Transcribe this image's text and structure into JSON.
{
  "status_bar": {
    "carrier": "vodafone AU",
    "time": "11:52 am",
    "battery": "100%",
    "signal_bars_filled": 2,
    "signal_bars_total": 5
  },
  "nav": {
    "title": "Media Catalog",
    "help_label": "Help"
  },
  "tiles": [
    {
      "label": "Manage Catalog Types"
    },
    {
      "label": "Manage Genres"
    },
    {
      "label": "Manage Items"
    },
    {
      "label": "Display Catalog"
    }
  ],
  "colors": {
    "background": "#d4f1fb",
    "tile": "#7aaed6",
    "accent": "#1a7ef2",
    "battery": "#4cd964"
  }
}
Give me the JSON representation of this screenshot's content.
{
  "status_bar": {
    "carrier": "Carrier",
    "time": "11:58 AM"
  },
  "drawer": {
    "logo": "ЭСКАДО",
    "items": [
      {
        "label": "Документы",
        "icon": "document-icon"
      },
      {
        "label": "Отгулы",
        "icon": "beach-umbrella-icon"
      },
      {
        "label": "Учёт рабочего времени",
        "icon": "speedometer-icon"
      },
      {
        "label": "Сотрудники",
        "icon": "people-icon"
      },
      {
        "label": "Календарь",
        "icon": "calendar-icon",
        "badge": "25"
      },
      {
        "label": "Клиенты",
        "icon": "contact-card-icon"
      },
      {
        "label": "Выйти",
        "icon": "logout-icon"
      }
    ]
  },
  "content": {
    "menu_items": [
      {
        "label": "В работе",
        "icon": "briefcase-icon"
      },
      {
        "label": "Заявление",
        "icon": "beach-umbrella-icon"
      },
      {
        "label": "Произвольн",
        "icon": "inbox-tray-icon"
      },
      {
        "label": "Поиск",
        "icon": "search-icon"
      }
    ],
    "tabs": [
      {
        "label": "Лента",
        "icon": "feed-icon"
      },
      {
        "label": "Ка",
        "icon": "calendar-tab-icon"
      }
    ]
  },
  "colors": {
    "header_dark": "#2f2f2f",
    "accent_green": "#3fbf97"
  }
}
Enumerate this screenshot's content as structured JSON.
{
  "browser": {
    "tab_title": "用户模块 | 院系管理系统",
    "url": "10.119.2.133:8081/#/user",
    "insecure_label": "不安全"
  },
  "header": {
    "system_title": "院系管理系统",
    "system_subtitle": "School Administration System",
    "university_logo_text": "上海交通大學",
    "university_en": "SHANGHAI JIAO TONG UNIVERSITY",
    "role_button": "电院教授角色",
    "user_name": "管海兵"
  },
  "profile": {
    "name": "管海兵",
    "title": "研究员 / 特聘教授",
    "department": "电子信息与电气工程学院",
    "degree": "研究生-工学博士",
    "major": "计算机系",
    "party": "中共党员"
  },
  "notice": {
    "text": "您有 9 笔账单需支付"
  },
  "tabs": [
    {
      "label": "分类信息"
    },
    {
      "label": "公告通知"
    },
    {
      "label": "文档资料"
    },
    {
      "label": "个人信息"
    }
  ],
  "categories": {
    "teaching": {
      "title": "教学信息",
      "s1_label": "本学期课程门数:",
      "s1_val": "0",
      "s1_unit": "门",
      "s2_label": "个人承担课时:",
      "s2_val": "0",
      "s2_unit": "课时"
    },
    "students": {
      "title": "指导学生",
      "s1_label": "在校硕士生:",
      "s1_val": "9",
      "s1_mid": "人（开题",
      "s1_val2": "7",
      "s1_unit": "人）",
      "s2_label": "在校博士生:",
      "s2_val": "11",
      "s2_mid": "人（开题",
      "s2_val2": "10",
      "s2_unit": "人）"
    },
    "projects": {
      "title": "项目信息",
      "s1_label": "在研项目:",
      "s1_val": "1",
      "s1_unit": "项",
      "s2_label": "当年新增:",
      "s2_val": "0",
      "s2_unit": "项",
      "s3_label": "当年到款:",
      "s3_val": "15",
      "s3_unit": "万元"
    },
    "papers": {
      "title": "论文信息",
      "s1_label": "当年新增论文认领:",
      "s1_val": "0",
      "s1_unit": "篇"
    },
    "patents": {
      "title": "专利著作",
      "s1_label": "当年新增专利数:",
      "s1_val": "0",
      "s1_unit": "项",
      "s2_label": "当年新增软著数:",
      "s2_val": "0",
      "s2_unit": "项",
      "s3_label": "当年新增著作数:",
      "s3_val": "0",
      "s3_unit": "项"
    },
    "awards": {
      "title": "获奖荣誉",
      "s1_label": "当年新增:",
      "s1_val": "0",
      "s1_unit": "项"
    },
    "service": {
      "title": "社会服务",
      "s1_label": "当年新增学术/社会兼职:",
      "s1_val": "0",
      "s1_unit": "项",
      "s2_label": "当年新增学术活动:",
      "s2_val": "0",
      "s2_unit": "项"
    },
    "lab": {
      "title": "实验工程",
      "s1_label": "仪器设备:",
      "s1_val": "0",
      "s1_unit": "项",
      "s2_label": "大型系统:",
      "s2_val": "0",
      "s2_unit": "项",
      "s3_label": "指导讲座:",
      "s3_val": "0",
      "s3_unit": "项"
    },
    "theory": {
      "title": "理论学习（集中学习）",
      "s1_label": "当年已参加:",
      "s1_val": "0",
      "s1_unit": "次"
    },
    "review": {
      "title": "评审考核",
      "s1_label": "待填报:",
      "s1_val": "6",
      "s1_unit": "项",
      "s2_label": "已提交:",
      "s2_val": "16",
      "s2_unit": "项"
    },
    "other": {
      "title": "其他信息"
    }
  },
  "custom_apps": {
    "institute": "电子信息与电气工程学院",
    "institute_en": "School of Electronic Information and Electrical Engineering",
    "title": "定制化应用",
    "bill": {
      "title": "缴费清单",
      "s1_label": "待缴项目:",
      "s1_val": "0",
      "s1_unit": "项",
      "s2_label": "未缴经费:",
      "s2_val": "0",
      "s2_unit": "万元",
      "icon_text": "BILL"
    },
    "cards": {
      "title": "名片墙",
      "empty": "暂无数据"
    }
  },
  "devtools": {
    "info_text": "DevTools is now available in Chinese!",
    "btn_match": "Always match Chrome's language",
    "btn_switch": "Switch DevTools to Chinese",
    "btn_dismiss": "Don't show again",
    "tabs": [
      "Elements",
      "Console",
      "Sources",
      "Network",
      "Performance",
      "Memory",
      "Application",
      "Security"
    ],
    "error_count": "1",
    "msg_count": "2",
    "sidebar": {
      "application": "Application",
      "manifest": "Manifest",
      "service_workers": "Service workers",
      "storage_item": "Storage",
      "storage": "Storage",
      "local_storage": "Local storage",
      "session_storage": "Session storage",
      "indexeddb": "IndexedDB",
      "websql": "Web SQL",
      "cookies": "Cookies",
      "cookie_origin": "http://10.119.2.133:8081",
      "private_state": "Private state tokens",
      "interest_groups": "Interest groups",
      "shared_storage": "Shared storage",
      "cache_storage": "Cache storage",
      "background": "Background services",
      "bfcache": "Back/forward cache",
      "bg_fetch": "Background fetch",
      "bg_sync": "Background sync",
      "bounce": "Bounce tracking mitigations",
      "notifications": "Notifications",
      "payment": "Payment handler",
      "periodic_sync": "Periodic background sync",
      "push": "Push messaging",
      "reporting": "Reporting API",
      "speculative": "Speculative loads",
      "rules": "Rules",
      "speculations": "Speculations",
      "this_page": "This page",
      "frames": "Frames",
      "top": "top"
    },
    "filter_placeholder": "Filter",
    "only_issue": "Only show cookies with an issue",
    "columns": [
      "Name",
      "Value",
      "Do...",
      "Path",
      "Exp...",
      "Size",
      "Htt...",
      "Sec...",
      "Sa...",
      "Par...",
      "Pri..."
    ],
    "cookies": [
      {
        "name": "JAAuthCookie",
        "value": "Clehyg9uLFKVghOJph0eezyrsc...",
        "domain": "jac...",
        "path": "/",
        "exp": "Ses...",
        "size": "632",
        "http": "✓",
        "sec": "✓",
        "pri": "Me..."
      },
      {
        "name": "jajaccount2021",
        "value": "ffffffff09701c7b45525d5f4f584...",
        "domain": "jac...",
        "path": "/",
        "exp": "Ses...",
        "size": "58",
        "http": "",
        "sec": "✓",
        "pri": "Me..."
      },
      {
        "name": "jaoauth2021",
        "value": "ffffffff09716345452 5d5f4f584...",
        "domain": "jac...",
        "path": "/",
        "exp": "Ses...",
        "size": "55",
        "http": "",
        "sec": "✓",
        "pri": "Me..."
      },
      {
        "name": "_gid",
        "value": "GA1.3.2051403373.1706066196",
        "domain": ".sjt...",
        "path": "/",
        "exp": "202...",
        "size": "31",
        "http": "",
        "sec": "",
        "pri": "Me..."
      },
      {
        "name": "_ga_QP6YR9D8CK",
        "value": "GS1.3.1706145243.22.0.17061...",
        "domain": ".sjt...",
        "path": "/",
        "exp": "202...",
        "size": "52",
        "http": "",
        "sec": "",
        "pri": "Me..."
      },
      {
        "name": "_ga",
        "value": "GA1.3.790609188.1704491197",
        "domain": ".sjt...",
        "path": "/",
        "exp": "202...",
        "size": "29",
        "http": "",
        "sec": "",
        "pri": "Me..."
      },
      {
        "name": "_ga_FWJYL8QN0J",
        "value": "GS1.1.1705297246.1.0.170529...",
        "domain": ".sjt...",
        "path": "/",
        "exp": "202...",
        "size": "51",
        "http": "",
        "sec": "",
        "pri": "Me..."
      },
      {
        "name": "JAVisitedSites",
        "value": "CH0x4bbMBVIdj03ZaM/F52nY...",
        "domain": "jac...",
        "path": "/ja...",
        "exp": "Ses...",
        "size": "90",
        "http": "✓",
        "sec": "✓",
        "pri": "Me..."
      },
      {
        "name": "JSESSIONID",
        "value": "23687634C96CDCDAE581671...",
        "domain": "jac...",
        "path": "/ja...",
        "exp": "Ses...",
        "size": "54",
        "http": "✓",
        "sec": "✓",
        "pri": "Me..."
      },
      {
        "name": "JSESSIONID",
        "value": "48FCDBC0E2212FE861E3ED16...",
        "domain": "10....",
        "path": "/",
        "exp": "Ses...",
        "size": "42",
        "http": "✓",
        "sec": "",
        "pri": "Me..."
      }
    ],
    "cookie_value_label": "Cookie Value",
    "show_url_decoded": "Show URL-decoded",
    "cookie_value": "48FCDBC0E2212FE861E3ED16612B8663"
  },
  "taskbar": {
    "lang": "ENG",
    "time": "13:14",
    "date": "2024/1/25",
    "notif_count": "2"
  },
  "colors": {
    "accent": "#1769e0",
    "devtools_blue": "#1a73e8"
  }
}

* * * * *

→ **Work to be completed**
Copy, from the material, each line that holds the string "screenshot".

→ **Response to the task**
Give me the JSON representation of this screenshot's content.
Enumerate this screenshot's content as structured JSON.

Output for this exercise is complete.